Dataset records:
═══
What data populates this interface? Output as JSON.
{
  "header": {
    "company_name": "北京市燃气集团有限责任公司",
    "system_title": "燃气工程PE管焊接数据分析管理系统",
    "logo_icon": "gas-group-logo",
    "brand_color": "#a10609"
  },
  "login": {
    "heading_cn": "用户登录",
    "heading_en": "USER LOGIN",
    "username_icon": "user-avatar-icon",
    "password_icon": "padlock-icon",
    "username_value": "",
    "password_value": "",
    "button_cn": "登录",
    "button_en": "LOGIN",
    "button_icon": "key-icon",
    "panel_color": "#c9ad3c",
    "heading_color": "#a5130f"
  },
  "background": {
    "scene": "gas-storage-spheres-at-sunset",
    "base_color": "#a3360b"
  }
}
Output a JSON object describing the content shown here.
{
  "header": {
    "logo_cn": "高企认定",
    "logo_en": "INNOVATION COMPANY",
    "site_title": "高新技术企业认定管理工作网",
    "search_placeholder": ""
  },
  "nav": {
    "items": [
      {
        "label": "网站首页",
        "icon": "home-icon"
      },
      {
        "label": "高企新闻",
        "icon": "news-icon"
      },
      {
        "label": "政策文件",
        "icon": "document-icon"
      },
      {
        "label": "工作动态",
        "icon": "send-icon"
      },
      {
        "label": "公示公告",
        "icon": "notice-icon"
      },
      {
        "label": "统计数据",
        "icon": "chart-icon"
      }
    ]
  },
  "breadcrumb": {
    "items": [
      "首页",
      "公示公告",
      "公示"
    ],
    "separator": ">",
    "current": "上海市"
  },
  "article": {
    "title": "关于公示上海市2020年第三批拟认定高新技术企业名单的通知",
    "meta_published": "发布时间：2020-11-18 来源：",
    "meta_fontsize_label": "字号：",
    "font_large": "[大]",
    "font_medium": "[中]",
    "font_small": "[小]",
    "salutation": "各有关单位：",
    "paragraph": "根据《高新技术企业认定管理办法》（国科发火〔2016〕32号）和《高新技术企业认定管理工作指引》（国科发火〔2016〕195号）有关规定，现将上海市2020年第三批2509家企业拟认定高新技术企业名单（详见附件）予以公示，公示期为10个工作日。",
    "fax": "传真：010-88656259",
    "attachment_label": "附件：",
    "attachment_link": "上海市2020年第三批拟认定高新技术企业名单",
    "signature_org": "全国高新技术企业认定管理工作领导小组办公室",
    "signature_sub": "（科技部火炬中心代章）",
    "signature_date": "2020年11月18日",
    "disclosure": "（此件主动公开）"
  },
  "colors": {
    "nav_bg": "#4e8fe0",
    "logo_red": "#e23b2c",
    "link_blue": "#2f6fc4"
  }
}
═══
_What to do_: Extract all the entries word for word.

_Expected answer_:
What data populates this interface? Output as JSON.
{
  "header": {
    "company_name": "北京市燃气集团有限责任公司",
    "system_title": "燃气工程PE管焊接数据分析管理系统",
    "logo_icon": "gas-group-logo",
    "brand_color": "#a10609"
  },
  "login": {
    "heading_cn": "用户登录",
    "heading_en": "USER LOGIN",
    "username_icon": "user-avatar-icon",
    "password_icon": "padlock-icon",
    "username_value": "",
    "password_value": "",
    "button_cn": "登录",
    "button_en": "LOGIN",
    "button_icon": "key-icon",
    "panel_color": "#c9ad3c",
    "heading_color": "#a5130f"
  },
  "background": {
    "scene": "gas-storage-spheres-at-sunset",
    "base_color": "#a3360b"
  }
}
Output a JSON object describing the content shown here.
{
  "header": {
    "logo_cn": "高企认定",
    "logo_en": "INNOVATION COMPANY",
    "site_title": "高新技术企业认定管理工作网",
    "search_placeholder": ""
  },
  "nav": {
    "items": [
      {
        "label": "网站首页",
        "icon": "home-icon"
      },
      {
        "label": "高企新闻",
        "icon": "news-icon"
      },
      {
        "label": "政策文件",
        "icon": "document-icon"
      },
      {
        "label": "工作动态",
        "icon": "send-icon"
      },
      {
        "label": "公示公告",
        "icon": "notice-icon"
      },
      {
        "label": "统计数据",
        "icon": "chart-icon"
      }
    ]
  },
  "breadcrumb": {
    "items": [
      "首页",
      "公示公告",
      "公示"
    ],
    "separator": ">",
    "current": "上海市"
  },
  "article": {
    "title": "关于公示上海市2020年第三批拟认定高新技术企业名单的通知",
    "meta_published": "发布时间：2020-11-18 来源：",
    "meta_fontsize_label": "字号：",
    "font_large": "[大]",
    "font_medium": "[中]",
    "font_small": "[小]",
    "salutation": "各有关单位：",
    "paragraph": "根据《高新技术企业认定管理办法》（国科发火〔2016〕32号）和《高新技术企业认定管理工作指引》（国科发火〔2016〕195号）有关规定，现将上海市2020年第三批2509家企业拟认定高新技术企业名单（详见附件）予以公示，公示期为10个工作日。",
    "fax": "传真：010-88656259",
    "attachment_label": "附件：",
    "attachment_link": "上海市2020年第三批拟认定高新技术企业名单",
    "signature_org": "全国高新技术企业认定管理工作领导小组办公室",
    "signature_sub": "（科技部火炬中心代章）",
    "signature_date": "2020年11月18日",
    "disclosure": "（此件主动公开）"
  },
  "colors": {
    "nav_bg": "#4e8fe0",
    "logo_red": "#e23b2c",
    "link_blue": "#2f6fc4"
  }
}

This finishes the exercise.